▸ EXTRAIT DU DOCUMENT:
-----
Des policiers chinois à Paris, le pouvoir du symbole
En mai 2014, Bernard Cazeneuve, Ministre de l’Intérieur français a annoncé la mise en œuvre d’une mesure particulière pour augmenter la sécurité des touristes dans la capitale. Elle consistait en l’arrivée d’une dizaine de policiers chinois, dépêchés pour l’été afin de rassurer leurs touristes nationaux. Abandonnée faute d’expertise, la nouvelle a toutefois surpris la communauté internationale et française. Quels sont les tenants et aboutissants d’une telle mesure ?
Capitale emblématique, Paris jouit d’une réputation intemporelle de « plus belle ville du monde ». Les touristes se font nombreux à l’été. Cependant, depuis quelques années, le paysage du tourisme parisien change. Dans un contexte d’expansion économique asiatique, nombreux sont les nouveaux riches chinois à visiter la capitale. Ces derniers transportent sur eux des quantités importantes d’euros liquides et sont devenus la proie principale des pick pockets et de la petite délinquance. Avec les scandales qui l’ont accablée ces dernières années[1], Paris acquiert une réputation d’insécurité qui affecte son attractivité alors que l’expansion du tourisme mondial profite à d’autres destinations.
L’enjeu est de taille pour la France qui tire une partie importante de ses revenus du tourisme. Dans un contexte de crise, le gouvernement redouble de mesures pour maintenir la renommée de la capitale et l’arrivée de touristes. Avec 1,4 millions de clients chinois en 2013, la clientèle asiatique constitue la plus grande part du revenu du tourisme. Annoncé par Bernard Cazeneuve, Ministre de l’Intérieur, le plan de mesure pour l’été 2014 prévoyait l’arrivée d’une dizaine de patrouilleurs chinois pour rassurer leurs nationaux et faciliter les relations des touristes avec la police française.
Cette mesure est surprenante à bien des égards. Tout d’abord, l’autorisation de la présence d’une police non-européenne sur le sol français constitue un précédent remarquable. Depuis 2008, la police française a pris l’habitude de patrouiller aux côtés d’agents allemands, belges et anglais. La présence de policiers européens avait pour but d’agir sur la criminalité. En effet, il avait été remarqué que la petite délinquance (signature de fausses pétitions, pick pockets) était le fait d’enfants mineurs roumains. Un plan de mesures mis en œuvre pour l’été 2013 prévoyait l’arrivée de policiers roumains pour aider à l’identification et à l’arrestation des mineurs incriminés. Le but de leur présence était bien d’agir sur la criminalité en arrêtant les délinquants.
Or, comme l’affirme Bernard Boucault, préfet de police de Paris, la mesure de 2014 ne prévoyait aucune compétence policière aux agents chinois. Dépourvus de pouvoir, l’efficacité de leur présence reposait uniquement sur l’importance de leur symbole. Réputés pour leur fermeté, les policiers chinois auraient contribué à dissuader les pick-pockets d’agresser des touristes asiatiques. Leur présence aurait altéré l’environnement des délinquants, habitués des polices européennes dont ils connaissent les routines et méthodes.
-----
▸ DONNÉES ENREGISTRÉES:
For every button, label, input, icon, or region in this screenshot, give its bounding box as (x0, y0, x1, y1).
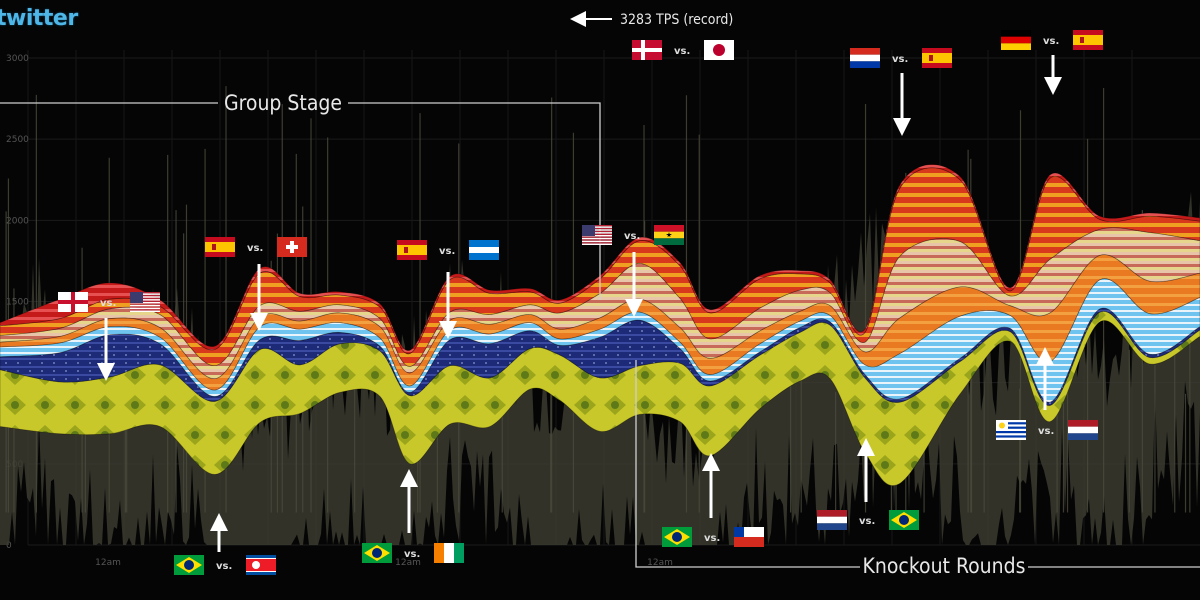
-----
▸ TÂCHE À RÉALISER:
Pouvez-vous recopier mot pour mot le passage de l'extrait sur les policiers chinois à Paris, de « Or, comme l’affirme » à « routines et méthodes. » ?

▸ EXERCICE TERMINÉ:
Or, comme l’affirme Bernard Boucault, préfet de police de Paris, la mesure de 2014 ne prévoyait aucune compétence policière aux agents chinois. Dépourvus de pouvoir, l’efficacité de leur présence reposait uniquement sur l’importance de leur symbole. Réputés pour leur fermeté, les policiers chinois auraient contribué à dissuader les pick-pockets d’agresser des touristes asiatiques. Leur présence aurait altéré l’environnement des délinquants, habitués des polices européennes dont ils connaissent les routines et méthodes.